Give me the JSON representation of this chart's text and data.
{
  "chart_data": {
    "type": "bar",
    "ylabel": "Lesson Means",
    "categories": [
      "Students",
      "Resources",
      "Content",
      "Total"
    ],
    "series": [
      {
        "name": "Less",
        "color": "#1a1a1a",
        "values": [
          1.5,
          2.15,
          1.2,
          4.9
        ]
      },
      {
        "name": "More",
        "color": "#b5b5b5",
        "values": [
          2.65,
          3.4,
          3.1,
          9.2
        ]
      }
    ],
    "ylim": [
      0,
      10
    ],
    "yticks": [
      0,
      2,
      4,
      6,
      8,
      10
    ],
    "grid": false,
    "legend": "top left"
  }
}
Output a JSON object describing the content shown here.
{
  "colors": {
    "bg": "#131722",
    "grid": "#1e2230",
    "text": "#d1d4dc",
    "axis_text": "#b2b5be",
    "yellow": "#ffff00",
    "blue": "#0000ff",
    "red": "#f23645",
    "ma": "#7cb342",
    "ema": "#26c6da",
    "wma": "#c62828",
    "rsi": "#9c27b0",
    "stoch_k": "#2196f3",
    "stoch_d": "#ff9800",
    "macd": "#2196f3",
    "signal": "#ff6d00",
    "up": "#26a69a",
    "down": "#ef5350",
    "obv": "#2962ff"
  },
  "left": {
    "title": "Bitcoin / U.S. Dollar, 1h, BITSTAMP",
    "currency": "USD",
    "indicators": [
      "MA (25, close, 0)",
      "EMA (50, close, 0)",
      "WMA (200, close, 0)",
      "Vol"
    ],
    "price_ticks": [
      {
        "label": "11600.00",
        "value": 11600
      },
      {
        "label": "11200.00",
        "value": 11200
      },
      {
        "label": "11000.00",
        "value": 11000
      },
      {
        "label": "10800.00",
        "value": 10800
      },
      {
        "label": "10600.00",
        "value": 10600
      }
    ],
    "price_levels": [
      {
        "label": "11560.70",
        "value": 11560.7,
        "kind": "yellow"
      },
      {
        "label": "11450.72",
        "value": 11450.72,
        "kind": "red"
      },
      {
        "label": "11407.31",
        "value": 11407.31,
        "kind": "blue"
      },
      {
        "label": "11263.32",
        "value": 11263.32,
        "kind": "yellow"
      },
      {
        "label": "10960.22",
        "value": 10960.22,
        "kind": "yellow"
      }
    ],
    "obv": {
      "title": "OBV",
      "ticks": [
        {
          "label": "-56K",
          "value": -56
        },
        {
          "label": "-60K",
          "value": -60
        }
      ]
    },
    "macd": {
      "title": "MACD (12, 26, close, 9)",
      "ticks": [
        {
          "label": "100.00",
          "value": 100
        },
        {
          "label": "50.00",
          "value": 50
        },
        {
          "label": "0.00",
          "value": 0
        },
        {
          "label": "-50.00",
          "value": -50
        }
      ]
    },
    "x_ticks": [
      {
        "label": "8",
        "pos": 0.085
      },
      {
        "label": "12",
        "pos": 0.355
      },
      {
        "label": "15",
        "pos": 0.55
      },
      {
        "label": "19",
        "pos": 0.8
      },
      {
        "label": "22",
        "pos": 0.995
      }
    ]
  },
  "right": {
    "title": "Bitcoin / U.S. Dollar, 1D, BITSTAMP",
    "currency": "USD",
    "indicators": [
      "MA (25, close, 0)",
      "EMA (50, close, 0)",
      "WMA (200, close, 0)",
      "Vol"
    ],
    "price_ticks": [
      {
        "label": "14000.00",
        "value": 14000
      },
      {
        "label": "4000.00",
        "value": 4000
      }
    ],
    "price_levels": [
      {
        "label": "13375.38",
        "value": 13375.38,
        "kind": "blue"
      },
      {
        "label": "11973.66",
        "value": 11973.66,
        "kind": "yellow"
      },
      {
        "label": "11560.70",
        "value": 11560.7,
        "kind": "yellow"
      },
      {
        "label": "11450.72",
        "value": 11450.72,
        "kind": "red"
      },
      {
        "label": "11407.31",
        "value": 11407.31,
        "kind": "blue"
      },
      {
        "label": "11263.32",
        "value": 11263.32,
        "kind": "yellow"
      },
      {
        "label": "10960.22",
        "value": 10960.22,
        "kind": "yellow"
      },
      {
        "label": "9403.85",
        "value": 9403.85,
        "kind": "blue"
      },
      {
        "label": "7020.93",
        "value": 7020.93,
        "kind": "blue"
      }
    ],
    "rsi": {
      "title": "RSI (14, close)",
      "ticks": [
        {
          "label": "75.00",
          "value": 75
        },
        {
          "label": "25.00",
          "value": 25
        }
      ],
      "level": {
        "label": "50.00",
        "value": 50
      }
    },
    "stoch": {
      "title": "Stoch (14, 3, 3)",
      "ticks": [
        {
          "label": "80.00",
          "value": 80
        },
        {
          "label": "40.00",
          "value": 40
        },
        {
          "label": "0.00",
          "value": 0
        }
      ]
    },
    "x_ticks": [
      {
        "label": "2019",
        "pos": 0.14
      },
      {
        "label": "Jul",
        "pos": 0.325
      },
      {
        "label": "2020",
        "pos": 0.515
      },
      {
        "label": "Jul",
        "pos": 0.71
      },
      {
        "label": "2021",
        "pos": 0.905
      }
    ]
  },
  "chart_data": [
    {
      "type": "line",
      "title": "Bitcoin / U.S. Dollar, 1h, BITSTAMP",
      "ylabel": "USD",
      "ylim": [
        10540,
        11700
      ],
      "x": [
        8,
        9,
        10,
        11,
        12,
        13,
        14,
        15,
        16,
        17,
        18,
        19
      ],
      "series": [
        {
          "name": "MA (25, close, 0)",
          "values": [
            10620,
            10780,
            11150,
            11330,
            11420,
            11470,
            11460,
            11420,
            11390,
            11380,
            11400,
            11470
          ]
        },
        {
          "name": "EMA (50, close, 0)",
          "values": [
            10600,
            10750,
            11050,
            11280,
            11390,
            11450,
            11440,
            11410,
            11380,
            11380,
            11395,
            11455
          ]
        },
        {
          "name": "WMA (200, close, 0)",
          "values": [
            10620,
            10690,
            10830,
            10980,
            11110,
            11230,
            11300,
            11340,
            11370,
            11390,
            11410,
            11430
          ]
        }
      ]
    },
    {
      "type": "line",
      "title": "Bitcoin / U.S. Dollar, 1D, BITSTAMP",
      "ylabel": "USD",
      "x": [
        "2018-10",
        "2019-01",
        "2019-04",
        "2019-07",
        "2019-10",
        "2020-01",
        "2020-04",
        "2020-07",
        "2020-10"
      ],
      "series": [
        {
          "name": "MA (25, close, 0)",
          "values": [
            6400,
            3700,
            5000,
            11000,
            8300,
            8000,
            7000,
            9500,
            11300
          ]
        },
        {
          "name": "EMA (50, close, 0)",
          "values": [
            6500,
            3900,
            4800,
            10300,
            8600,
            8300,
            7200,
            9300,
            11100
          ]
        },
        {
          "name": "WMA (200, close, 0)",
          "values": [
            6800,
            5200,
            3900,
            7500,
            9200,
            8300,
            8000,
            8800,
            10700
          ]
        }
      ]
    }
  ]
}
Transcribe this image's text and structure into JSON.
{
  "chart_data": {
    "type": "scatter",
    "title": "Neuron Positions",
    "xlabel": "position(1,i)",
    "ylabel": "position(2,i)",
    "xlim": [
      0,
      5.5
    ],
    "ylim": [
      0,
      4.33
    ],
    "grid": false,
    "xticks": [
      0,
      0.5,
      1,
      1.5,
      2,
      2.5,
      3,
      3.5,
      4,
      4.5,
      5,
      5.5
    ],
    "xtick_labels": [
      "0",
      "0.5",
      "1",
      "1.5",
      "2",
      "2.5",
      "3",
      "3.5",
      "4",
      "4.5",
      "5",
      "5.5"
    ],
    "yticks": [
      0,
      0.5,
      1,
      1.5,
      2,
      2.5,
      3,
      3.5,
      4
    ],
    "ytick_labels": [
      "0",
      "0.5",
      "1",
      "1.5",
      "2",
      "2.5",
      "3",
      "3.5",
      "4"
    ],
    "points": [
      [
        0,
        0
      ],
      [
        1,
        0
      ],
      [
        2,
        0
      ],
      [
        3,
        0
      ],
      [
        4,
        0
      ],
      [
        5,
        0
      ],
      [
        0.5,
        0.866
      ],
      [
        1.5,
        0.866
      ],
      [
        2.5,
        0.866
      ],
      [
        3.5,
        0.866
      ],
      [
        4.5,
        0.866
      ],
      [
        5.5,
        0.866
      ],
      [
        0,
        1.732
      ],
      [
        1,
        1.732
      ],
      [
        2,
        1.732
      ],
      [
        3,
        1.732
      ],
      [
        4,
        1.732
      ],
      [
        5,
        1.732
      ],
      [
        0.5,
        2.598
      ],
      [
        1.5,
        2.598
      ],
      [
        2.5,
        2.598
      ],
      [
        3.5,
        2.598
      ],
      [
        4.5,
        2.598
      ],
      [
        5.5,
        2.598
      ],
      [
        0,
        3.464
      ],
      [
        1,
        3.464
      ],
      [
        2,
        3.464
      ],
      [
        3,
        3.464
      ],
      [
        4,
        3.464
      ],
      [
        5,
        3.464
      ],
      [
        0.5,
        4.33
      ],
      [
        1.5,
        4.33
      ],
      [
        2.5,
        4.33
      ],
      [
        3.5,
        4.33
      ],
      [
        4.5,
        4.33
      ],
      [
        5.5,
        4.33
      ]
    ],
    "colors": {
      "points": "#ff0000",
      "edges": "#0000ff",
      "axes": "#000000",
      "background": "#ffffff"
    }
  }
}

━━━━

= Short exercise =
Go through the preceding material and copy each line that has the word "type".

= Answer to the task =
    "type": "bar",
      "type": "line",
      "type": "line",
    "type": "scatter",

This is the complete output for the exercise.